--- The exercise ---
Write out the data below in full. Keep it exact.

--- Dataset rows about figures ---
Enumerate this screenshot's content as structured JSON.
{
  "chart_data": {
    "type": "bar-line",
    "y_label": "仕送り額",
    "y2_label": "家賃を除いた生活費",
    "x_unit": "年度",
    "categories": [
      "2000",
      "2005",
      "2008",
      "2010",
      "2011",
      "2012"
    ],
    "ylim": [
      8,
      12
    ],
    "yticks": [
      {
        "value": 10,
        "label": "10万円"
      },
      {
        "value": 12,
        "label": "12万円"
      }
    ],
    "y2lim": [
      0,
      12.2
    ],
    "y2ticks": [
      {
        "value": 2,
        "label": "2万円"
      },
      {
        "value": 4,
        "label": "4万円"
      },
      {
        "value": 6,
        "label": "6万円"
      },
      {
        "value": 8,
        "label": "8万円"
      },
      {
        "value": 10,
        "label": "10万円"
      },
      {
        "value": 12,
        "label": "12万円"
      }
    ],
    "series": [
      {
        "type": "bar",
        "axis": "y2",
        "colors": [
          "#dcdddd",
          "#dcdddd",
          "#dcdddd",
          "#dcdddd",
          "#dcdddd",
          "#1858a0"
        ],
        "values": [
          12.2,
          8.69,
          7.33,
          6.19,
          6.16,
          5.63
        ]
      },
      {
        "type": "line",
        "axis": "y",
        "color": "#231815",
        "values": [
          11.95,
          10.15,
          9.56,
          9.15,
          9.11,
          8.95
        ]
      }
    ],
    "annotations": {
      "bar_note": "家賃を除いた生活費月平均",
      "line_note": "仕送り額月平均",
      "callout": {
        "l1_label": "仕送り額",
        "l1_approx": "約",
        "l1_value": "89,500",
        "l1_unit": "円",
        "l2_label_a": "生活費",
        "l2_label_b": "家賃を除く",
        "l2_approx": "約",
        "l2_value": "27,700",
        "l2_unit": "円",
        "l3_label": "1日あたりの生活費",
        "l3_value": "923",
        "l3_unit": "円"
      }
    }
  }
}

--- Completed task ---
Enumerate this screenshot's content as structured JSON.
{
  "chart_data": {
    "type": "bar-line",
    "y_label": "仕送り額",
    "y2_label": "家賃を除いた生活費",
    "x_unit": "年度",
    "categories": [
      "2000",
      "2005",
      "2008",
      "2010",
      "2011",
      "2012"
    ],
    "ylim": [
      8,
      12
    ],
    "yticks": [
      {
        "value": 10,
        "label": "10万円"
      },
      {
        "value": 12,
        "label": "12万円"
      }
    ],
    "y2lim": [
      0,
      12.2
    ],
    "y2ticks": [
      {
        "value": 2,
        "label": "2万円"
      },
      {
        "value": 4,
        "label": "4万円"
      },
      {
        "value": 6,
        "label": "6万円"
      },
      {
        "value": 8,
        "label": "8万円"
      },
      {
        "value": 10,
        "label": "10万円"
      },
      {
        "value": 12,
        "label": "12万円"
      }
    ],
    "series": [
      {
        "type": "bar",
        "axis": "y2",
        "colors": [
          "#dcdddd",
          "#dcdddd",
          "#dcdddd",
          "#dcdddd",
          "#dcdddd",
          "#1858a0"
        ],
        "values": [
          12.2,
          8.69,
          7.33,
          6.19,
          6.16,
          5.63
        ]
      },
      {
        "type": "line",
        "axis": "y",
        "color": "#231815",
        "values": [
          11.95,
          10.15,
          9.56,
          9.15,
          9.11,
          8.95
        ]
      }
    ],
    "annotations": {
      "bar_note": "家賃を除いた生活費月平均",
      "line_note": "仕送り額月平均",
      "callout": {
        "l1_label": "仕送り額",
        "l1_approx": "約",
        "l1_value": "89,500",
        "l1_unit": "円",
        "l2_label_a": "生活費",
        "l2_label_b": "家賃を除く",
        "l2_approx": "約",
        "l2_value": "27,700",
        "l2_unit": "円",
        "l3_label": "1日あたりの生活費",
        "l3_value": "923",
        "l3_unit": "円"
      }
    }
  }
}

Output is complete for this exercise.